(DOCUMENT TEXT)

[BEGIN]

Running multiple saf-ssh-agent commands from one STDIN

Post by gngrossi »

I am looking to run multiple remote commands from one COZBATCH step.
In the first example, the job step ends after processing one saf-ssh-agent command. Is there additional setup I need? Thanks.

This doesn't work
saf-ssh-agent -c KEYRING ssh user@$i "cmd"
saf-ssh-agent -c KEYRING ssh user@$i "cmd"

This works
for i in server1 server2
do
echo $i
saf-ssh-agent -c KEYRING ssh user@$i "cmd"
done
gngrossi
Posts: 36
Joined: Sat Mar 06, 2010 6:10 pm

Post by gngrossi »

This also works using one STDIN:

//STDIN DD *
echo Test 1
cat << EOF | saf-ssh-agent -c KEYRING ssh user@server "bash -ls"
hostname;uname -a
ps -ef | grep abc
sar
EOF
echo Test 2
cat << EOF | saf-ssh-agent -c KEYRING ssh user@server "bash -ls"
hostname;uname -a
ps -ef | grep abc
sar
EOF
coz
Posts: 391
Joined: Fri Jul 30, 2004 5:29 pm

Post by coz »

COZBATCH spawns a child process to run /bin/sh and pipes it the script to be executed from //STDIN.

When you run a command that attempts to read from stdin/fd0 (ssh in your case), the pipe gets clipped and the streaming of the script stops.

[END]

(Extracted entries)
[BEGIN]

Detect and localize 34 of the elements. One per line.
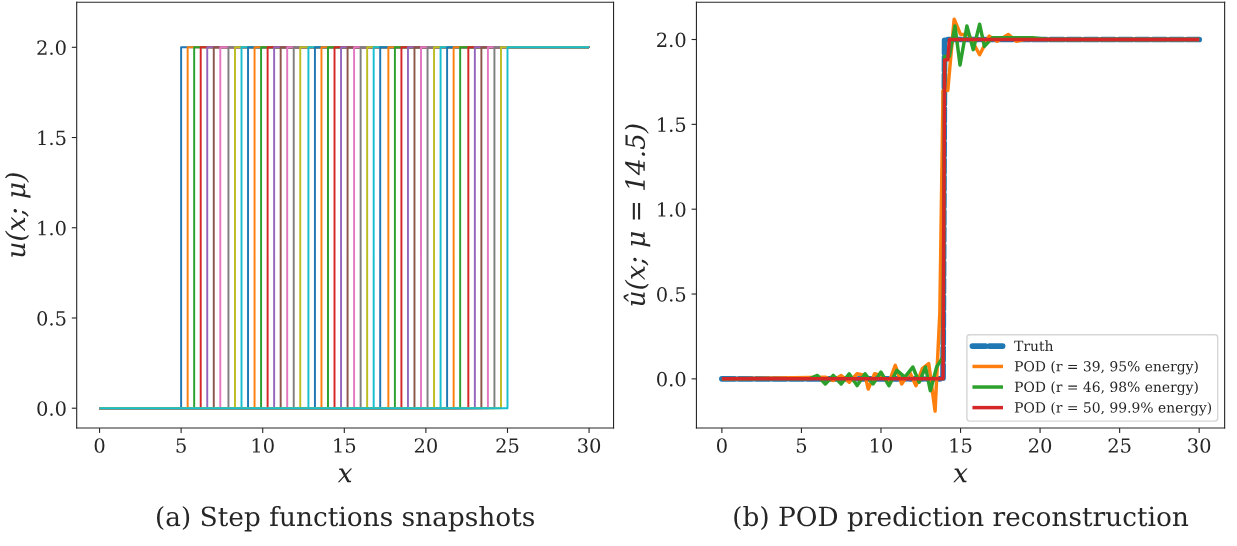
- y-axis-title: u(x; μ): [4, 173, 31, 257]
- x-tick-label: 15: [334, 438, 356, 453]
- x-tick-label: 0: [94, 438, 105, 453]
- x-tick-label: 25: [496, 438, 519, 453]
- legend-label: Truth: [1014, 340, 1054, 352]
- y-tick-label: 0.0: [657, 371, 686, 387]
- x-tick-label: 10: [252, 438, 274, 453]
- x-tick-label: 10: [870, 438, 893, 453]
- y-tick-label: 1.0: [38, 220, 66, 236]
- x-axis-title: x: [337, 468, 353, 483]
- y-tick-label: 0.0: [37, 401, 66, 416]
- x-axis-title: x: [953, 468, 968, 483]
- y-tick-label: 0.5: [37, 310, 66, 326]
- x-tick-label: 15: [950, 438, 972, 453]
- legend-label: POD (r = 50, 99.9% energy): [1014, 401, 1212, 416]
- y-tick-label: 1.5: [658, 117, 686, 133]
- x-tick-label: 20: [1029, 438, 1052, 453]
- y-tick-label: 2.0: [37, 40, 66, 55]
- text: (a) Step functions snapshots: [157, 505, 534, 532]
- text: (b) POD prediction reconstruction: [734, 505, 1189, 532]
- x-tick-label: 25: [1108, 438, 1131, 453]
- y-axis-title: û(x; μ = 14.5): [623, 124, 651, 306]
- y-tick-label: 1.5: [38, 130, 66, 146]
- y-tick-label: 1.0: [658, 202, 686, 217]
- x-tick-label: 5: [796, 438, 807, 453]
- y-tick-label: 2.0: [657, 32, 686, 48]
- x-tick-label: 0: [716, 438, 727, 453]
- x-tick-label: 30: [1188, 438, 1211, 453]
- legend-label: POD (r = 39, 95% energy): [1014, 360, 1198, 375]
- x-tick-label: 20: [414, 438, 437, 453]
- y-tick-label: 0.5: [657, 286, 686, 302]
- legend-label: POD (r = 46, 98% energy): [1014, 381, 1198, 395]
- x-tick-label: 30: [578, 438, 601, 453]
- x-tick-label: 5: [176, 438, 186, 453]
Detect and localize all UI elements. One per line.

[END]

(GIVEN EXERCISE 1)
According to the forum thread, what does COZBATCH spawn to run the script from //STDIN?
(GIVEN EXERCISE 2)
Translate this sentence from the forum thread into Spanish: "I am looking to run multiple remote commands from one COZBATCH step."
(GIVEN EXERCISE 3)
Continue the forum thread about running saf-ssh-agent commands from one STDIN, starting after its final sentence.

(WRITTEN REPLY 1)
A child process that runs /bin/sh, which is piped the script from //STDIN.

(WRITTEN REPLY 2)
Quiero ejecutar varios comandos remotos desde un solo paso de COZBATCH.

(WRITTEN REPLY 3)
To avoid this, you can either have COZBATCH get its script from a file rather than using STDIN, or just make sure that the commands you run don't try to read from stdin. The following change to your original example should fix the problem.

Code: Select all

saf-ssh-agent -c KEYRING ssh user@$i "cmd" < /dev/null
saf-ssh-agent -c KEYRING ssh user@$i "cmd" < /dev/null
gngrossi
Posts: 36
Joined: Sat Mar 06, 2010 6:10 pm

Post by gngrossi »

Can you explain why this works?

for i in server1 server2
do
echo $i
saf-ssh-agent -c KEYRING ssh user@$i "cmd"
done

Should I add < /dev/null at the end of the saf-ssh-agent?
coz
Posts: 391
Joined: Fri Jul 30, 2004 5:29 pm

Post by coz »

Yes I can :)

The shell has to read the entire for construct before issuing any of the embedded commands. By the time the first ssh command is run, the loop is set up. If you tried to put anything after the loop, it would fail to run.

If you put the < /dev/null stdin redirect on the ssh command, it prevents him from competing for the stdin stream. You should put it on even inside the loop.
gngrossi
Posts: 36
Joined: Sat Mar 06, 2010 6:10 pm

Post by gngrossi »

After running several tests with STDIN as well as invoking a script from STDIN, it all works as documented.
Thanks!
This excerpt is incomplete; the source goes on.